WHAT THE TASK REQUIRES. Among the lines below, how many carry the string "Filmoteca"? Reply with a number and nothing else.

(Stored data)
▼▼▼

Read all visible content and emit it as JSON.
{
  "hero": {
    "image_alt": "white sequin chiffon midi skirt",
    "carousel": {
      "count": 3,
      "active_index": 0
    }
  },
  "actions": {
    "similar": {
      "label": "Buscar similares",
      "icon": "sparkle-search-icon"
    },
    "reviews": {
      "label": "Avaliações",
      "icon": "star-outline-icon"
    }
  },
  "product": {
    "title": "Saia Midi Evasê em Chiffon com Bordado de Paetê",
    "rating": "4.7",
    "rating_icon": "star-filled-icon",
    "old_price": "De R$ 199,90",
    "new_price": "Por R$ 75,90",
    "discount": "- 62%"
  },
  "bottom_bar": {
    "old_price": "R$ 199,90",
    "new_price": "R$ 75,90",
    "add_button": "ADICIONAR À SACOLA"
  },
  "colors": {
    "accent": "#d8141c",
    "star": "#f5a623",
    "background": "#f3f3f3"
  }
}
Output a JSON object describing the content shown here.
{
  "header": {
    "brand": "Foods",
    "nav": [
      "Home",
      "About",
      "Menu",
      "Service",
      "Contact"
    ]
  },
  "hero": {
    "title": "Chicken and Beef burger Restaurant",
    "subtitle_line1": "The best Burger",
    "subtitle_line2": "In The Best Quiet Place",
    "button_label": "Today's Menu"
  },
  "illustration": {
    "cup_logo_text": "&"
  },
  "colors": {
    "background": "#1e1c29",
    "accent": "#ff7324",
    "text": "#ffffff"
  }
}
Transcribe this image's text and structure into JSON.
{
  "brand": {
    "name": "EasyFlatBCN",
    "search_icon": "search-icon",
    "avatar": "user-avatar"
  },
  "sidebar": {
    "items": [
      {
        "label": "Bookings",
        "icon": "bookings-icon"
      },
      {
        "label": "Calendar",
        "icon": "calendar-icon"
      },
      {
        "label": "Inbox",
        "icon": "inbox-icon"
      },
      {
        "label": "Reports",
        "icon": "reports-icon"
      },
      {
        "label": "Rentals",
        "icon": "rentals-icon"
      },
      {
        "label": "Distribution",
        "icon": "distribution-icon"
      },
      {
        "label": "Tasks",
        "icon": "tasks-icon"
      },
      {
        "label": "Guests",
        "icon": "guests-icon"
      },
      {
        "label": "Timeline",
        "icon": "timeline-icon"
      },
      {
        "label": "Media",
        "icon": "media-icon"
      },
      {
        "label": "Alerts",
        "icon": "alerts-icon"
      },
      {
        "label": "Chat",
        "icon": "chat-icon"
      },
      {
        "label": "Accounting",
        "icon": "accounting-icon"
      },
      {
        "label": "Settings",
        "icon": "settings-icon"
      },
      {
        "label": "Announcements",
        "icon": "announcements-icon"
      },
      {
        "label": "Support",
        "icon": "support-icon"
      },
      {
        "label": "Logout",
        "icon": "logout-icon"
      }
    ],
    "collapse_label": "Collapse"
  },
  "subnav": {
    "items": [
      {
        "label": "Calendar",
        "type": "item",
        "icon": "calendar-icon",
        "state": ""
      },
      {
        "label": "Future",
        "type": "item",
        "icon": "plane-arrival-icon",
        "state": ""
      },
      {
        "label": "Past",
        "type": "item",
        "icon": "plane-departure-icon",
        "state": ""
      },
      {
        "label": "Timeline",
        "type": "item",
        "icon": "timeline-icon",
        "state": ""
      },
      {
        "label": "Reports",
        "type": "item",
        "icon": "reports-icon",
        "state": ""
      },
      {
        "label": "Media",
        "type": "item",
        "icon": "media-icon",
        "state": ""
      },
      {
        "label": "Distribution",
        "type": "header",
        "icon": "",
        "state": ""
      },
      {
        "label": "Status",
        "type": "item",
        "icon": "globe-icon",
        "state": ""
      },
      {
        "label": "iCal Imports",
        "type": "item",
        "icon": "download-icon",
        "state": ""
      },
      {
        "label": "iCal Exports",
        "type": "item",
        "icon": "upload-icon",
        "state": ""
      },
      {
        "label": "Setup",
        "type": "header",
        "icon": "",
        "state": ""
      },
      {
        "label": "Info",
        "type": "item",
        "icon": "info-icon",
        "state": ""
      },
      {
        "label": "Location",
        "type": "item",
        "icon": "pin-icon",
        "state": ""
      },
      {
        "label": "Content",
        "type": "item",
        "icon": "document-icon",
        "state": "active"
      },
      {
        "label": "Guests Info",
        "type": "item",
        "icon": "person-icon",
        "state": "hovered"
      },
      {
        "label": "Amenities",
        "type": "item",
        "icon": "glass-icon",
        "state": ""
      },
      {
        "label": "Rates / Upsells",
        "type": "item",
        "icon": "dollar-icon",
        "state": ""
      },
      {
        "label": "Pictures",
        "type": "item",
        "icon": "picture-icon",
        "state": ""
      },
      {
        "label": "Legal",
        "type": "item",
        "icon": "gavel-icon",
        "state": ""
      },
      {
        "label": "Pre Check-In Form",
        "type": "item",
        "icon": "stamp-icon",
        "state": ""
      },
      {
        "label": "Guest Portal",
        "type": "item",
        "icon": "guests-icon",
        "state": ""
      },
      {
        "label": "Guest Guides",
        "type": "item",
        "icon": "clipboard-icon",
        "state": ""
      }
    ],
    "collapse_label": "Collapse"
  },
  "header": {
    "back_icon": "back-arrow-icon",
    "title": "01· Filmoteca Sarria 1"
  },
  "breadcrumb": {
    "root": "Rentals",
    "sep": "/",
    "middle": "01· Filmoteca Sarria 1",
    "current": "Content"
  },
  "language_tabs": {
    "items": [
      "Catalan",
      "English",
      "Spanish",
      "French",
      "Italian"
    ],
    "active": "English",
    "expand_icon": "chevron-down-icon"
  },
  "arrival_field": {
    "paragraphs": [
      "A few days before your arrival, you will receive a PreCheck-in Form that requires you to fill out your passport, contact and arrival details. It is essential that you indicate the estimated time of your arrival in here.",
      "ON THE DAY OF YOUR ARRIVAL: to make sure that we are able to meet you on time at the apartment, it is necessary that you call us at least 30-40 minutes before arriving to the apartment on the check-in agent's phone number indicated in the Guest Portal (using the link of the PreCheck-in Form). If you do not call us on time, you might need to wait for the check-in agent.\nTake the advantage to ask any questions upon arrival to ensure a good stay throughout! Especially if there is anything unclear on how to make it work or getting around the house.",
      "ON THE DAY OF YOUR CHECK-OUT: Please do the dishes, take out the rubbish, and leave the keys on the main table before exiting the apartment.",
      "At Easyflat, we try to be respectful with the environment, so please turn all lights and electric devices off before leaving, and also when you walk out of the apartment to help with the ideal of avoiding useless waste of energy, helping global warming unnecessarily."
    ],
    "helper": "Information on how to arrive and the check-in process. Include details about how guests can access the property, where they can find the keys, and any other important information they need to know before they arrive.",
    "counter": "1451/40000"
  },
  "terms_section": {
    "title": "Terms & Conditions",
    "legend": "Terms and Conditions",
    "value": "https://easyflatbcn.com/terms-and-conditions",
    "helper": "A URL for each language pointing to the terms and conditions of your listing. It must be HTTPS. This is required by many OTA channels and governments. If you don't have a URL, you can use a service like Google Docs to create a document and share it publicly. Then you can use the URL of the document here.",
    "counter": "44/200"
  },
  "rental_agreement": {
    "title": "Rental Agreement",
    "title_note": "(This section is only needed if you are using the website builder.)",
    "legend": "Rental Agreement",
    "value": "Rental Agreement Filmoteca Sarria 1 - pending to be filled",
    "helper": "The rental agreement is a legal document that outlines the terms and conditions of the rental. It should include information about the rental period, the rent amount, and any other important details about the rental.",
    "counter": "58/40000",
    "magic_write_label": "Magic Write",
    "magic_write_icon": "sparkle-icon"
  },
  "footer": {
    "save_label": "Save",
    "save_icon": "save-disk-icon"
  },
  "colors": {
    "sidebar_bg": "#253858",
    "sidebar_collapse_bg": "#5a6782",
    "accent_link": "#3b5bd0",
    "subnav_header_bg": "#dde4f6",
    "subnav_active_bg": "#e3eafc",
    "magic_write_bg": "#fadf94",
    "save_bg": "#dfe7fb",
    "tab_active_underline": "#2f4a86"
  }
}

▲▲▲

OUTPUT BELOW. 3